▶ _PASSAGE TO READ_:

* * * *

Sunday, June 21, 2009

Minnesota Part Four: My Ancestors Are Way Cooler Than Yours

The earliest branch of my family on my Mother's side immigrated to the United States, then the British Colonies, aboard the Mayflower. The gentleman that was to spawn my great-great-great Grandmother was a coopersmith from Britain. For those of you that are not in the know, a coopersmith fashioned the hoops that held barrels together. Now, one may think that sort of thing wouldn't be very impressive...but only if one fails to recall that until the late 19th century, almost all cargo in the world was transported in barrels held together by those hoops. Thus, a coopersmith was often a self-made man. This ancestor of mine...had bank.

Too bad someone along the line spent it, cuz I ain't seen nary a damn nickel of it.

* * * *

▶ _ACTIONS TO TAKE_:
1. Decide whether each statement below agrees with the ancestry blog post. Answer yes or no for each and quote the words of the post that decide it.
(a) The earliest branch of the family on the writer's mother's side arrived aboard the Mayflower.
(b) A coopersmith made the wooden staves of barrels.
(c) The writer has received some of the ancestor's money.
2. Write out the ancestry blog post word for word, starting at "The earliest branch" and ending at "nickel of it.".

▶ _MATERIAL PROVIDED_:
* * * *

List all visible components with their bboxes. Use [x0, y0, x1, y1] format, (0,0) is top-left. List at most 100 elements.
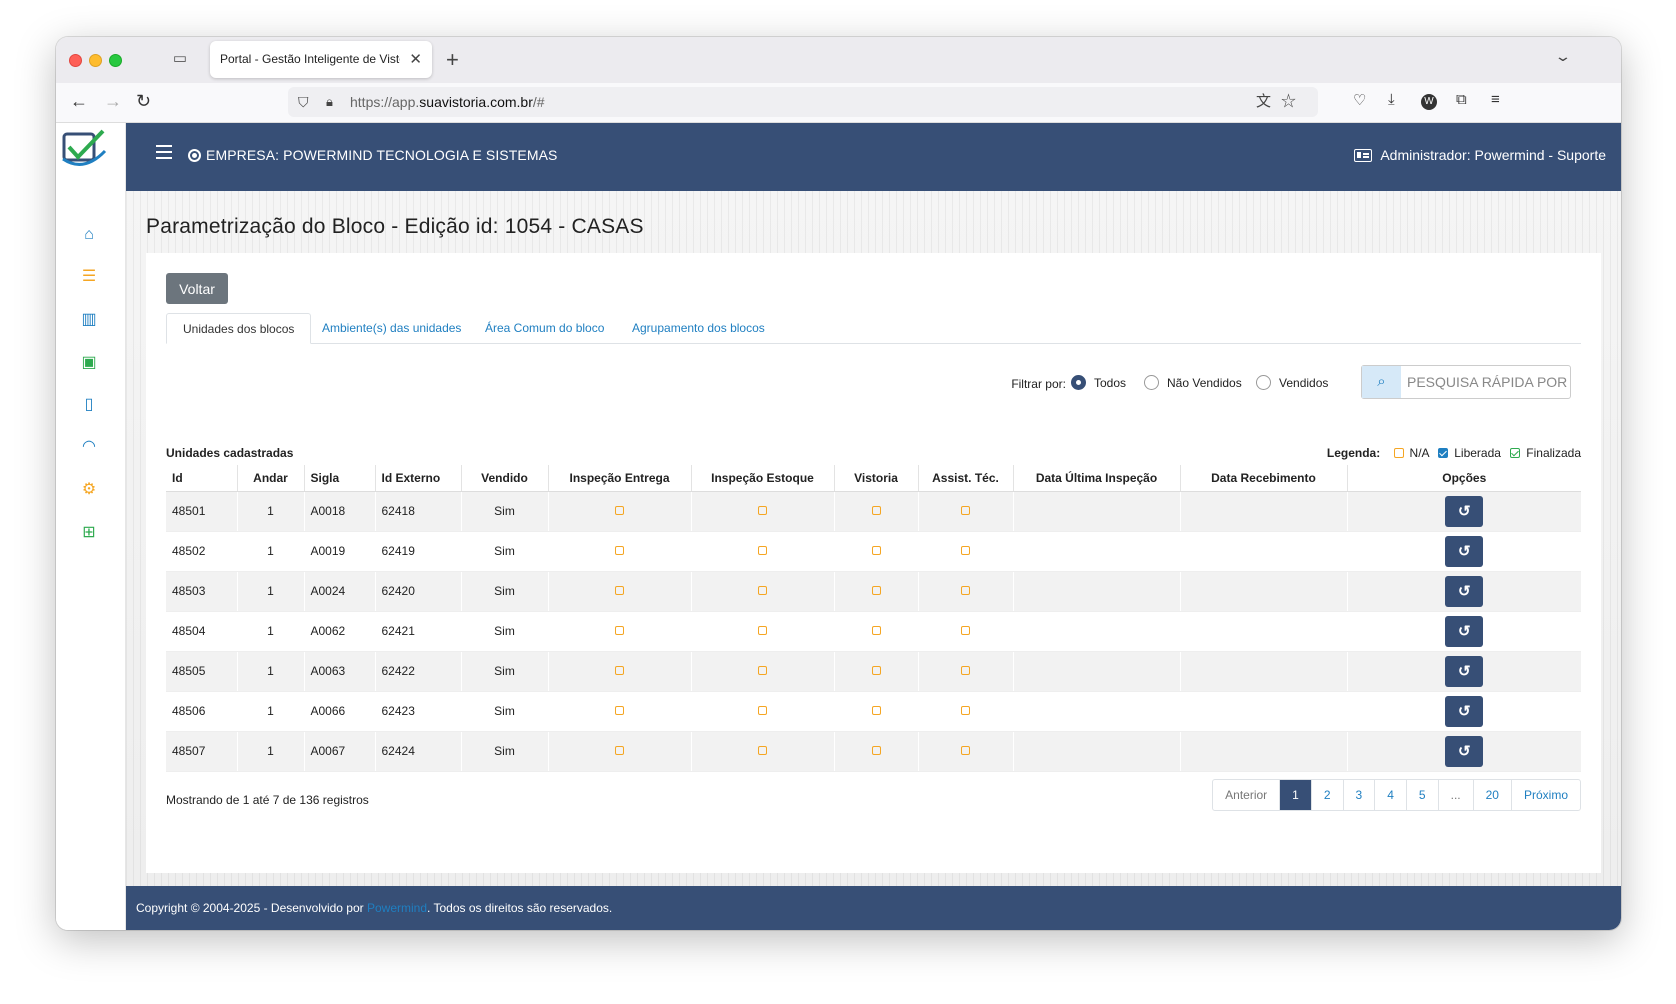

* * * *

▶ _TASK SOLUTIONS_:
1.
(a) Yes: "The earliest branch of my family on my Mother's side immigrated to the United States, then the British Colonies, aboard the Mayflower."
(b) No: "a coopersmith fashioned the hoops that held barrels together."
(c) No: "cuz I ain't seen nary a damn nickel of it."

2.
The earliest branch of my family on my Mother's side immigrated to the United States, then the British Colonies, aboard the Mayflower. The gentleman that was to spawn my great-great-great Grandmother was a coopersmith from Britain. For those of you that are not in the know, a coopersmith fashioned the hoops that held barrels together. Now, one may think that sort of thing wouldn't be very impressive...but only if one fails to recall that until the late 19th century, almost all cargo in the world was transported in barrels held together by those hoops. Thus, a coopersmith was often a self-made man. This ancestor of mine...had bank.

Too bad someone along the line spent it, cuz I ain't seen nary a damn nickel of it.